>> BEGIN RECORDS SUPPLIED

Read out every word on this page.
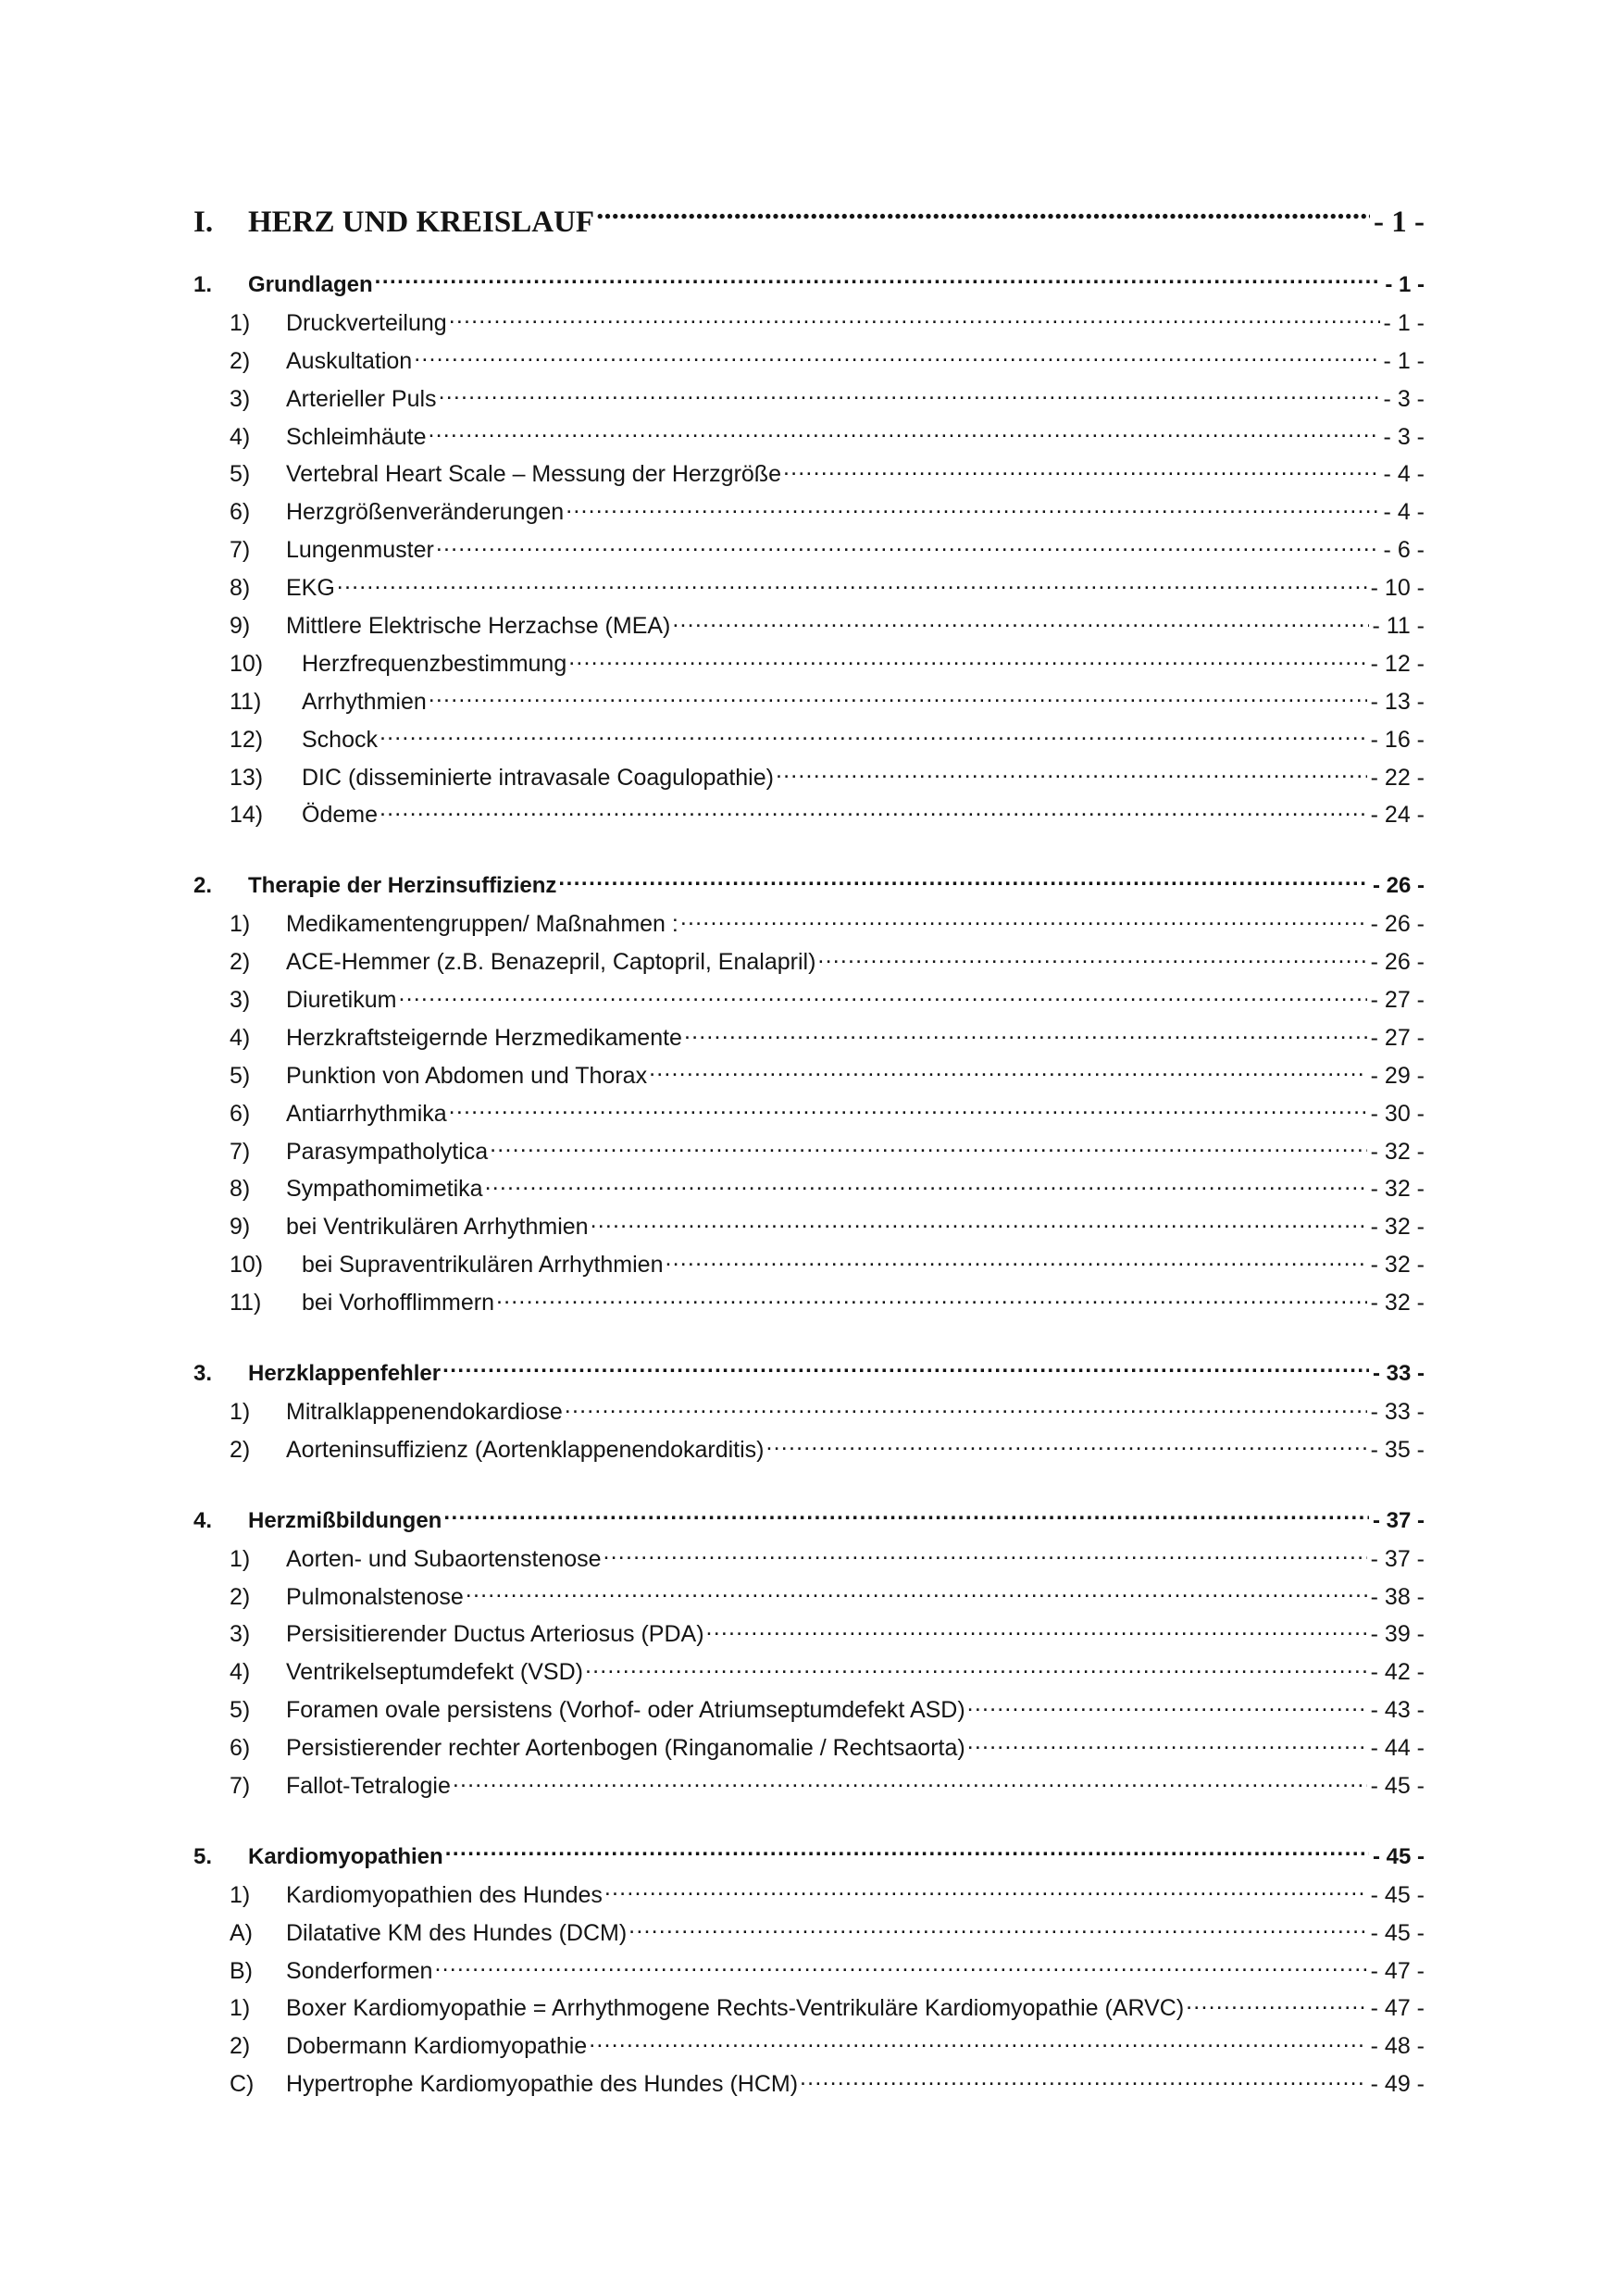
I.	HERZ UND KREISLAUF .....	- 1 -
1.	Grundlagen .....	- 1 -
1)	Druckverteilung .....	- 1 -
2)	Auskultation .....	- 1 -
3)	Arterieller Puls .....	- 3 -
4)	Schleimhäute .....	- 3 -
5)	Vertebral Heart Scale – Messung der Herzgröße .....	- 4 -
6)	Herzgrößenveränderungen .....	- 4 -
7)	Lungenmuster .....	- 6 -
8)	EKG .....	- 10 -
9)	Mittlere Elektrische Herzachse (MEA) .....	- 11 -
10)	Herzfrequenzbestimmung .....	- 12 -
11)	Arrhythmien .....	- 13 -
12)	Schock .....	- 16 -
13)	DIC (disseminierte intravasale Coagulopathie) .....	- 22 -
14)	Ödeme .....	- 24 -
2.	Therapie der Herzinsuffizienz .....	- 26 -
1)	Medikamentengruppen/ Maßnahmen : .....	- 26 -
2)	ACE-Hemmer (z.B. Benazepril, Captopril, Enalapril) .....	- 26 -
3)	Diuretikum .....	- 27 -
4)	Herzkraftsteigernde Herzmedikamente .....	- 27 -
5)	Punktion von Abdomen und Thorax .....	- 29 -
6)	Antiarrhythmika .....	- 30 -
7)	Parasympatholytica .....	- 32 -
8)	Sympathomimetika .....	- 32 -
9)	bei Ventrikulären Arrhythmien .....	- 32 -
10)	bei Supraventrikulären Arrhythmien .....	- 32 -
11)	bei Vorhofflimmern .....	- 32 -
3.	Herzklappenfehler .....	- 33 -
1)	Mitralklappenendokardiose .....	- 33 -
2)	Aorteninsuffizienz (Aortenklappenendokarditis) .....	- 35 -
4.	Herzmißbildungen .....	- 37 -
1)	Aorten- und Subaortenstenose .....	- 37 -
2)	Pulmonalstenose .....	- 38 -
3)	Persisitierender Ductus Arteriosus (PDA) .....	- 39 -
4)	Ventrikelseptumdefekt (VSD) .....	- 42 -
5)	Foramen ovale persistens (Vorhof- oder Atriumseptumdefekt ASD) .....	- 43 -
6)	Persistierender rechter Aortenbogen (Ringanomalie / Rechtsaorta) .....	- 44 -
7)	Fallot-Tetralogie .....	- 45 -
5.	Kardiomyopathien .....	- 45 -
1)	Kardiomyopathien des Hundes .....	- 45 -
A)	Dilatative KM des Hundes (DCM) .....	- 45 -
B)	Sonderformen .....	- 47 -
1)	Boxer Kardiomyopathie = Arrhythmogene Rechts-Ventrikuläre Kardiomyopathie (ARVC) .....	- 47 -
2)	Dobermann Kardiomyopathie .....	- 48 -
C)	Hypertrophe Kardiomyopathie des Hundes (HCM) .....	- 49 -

>> END RECORDS SUPPLIED
>> BEGIN RECORDS SUPPLIED

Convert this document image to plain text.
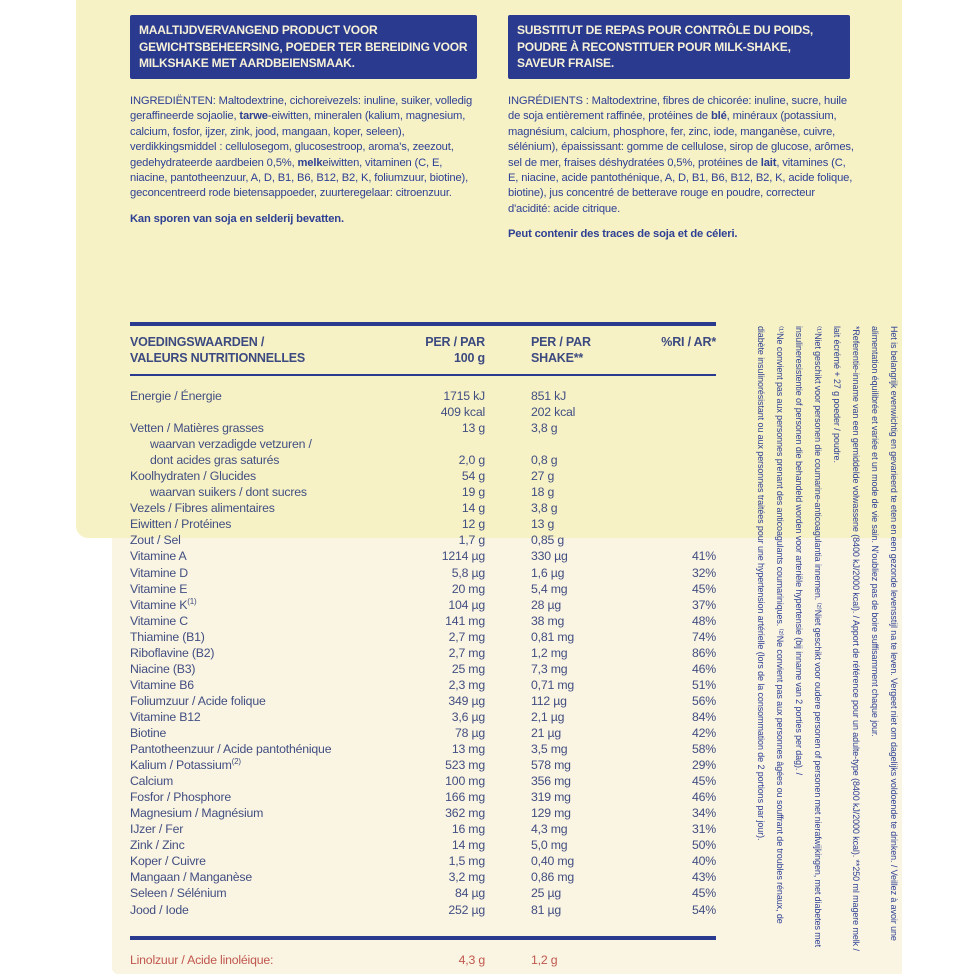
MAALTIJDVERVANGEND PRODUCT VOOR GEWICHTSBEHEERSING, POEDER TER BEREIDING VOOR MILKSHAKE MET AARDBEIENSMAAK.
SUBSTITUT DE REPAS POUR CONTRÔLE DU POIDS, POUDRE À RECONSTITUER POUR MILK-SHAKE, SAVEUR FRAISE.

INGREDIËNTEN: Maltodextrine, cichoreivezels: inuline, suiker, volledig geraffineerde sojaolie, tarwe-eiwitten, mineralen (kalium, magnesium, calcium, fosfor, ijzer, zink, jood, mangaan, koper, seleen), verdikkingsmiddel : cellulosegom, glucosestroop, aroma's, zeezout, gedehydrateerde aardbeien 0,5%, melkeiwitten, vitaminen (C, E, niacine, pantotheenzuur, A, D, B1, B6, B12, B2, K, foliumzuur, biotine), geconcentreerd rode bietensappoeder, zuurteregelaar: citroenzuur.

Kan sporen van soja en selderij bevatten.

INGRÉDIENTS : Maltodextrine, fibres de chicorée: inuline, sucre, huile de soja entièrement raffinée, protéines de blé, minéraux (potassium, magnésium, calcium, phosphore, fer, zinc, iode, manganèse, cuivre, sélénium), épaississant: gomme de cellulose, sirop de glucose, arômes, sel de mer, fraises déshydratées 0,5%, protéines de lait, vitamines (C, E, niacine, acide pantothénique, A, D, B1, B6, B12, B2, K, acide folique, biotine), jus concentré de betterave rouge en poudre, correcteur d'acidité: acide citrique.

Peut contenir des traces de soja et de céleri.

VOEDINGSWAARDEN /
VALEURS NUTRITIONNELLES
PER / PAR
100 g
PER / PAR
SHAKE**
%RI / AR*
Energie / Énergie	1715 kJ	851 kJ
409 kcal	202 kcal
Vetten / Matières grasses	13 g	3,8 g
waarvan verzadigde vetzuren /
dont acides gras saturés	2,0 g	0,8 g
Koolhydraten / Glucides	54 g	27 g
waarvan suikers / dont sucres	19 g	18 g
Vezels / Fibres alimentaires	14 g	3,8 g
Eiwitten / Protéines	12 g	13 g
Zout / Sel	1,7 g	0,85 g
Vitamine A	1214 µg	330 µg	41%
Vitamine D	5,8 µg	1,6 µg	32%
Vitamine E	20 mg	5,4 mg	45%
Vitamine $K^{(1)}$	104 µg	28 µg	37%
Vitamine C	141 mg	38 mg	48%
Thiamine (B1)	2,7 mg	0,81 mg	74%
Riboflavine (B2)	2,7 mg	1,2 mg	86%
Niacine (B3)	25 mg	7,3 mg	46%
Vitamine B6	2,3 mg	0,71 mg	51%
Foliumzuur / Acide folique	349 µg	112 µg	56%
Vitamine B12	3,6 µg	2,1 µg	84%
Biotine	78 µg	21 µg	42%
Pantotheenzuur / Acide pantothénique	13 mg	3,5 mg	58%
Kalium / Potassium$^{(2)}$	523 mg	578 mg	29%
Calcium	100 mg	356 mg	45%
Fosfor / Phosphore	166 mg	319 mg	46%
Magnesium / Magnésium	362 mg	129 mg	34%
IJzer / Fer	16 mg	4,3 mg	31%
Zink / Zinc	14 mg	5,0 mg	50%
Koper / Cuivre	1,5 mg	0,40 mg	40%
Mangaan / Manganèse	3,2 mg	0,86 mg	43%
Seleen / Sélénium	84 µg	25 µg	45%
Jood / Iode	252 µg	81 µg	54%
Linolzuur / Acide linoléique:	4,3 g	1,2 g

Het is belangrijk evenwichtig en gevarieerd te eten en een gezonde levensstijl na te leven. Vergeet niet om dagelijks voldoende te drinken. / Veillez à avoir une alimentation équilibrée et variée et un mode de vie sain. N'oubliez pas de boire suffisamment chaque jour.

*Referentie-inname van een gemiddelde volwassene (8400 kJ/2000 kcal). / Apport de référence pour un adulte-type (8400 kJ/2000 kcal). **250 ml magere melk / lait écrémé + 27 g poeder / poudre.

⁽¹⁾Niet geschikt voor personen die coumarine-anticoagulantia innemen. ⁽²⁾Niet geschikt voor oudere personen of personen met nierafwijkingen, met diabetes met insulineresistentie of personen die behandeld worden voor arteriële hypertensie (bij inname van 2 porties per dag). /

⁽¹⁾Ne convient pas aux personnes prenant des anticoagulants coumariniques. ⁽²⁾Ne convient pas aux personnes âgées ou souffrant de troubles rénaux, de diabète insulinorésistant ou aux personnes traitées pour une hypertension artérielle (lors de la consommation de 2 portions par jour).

>> END RECORDS SUPPLIED

Show all lines in the entries above where the string "Hundes" appears.

1)	Kardiomyopathien des Hundes .....	- 45 -
A)	Dilatative KM des Hundes (DCM) .....	- 45 -
C)	Hypertrophe Kardiomyopathie des Hundes (HCM) .....	- 49 -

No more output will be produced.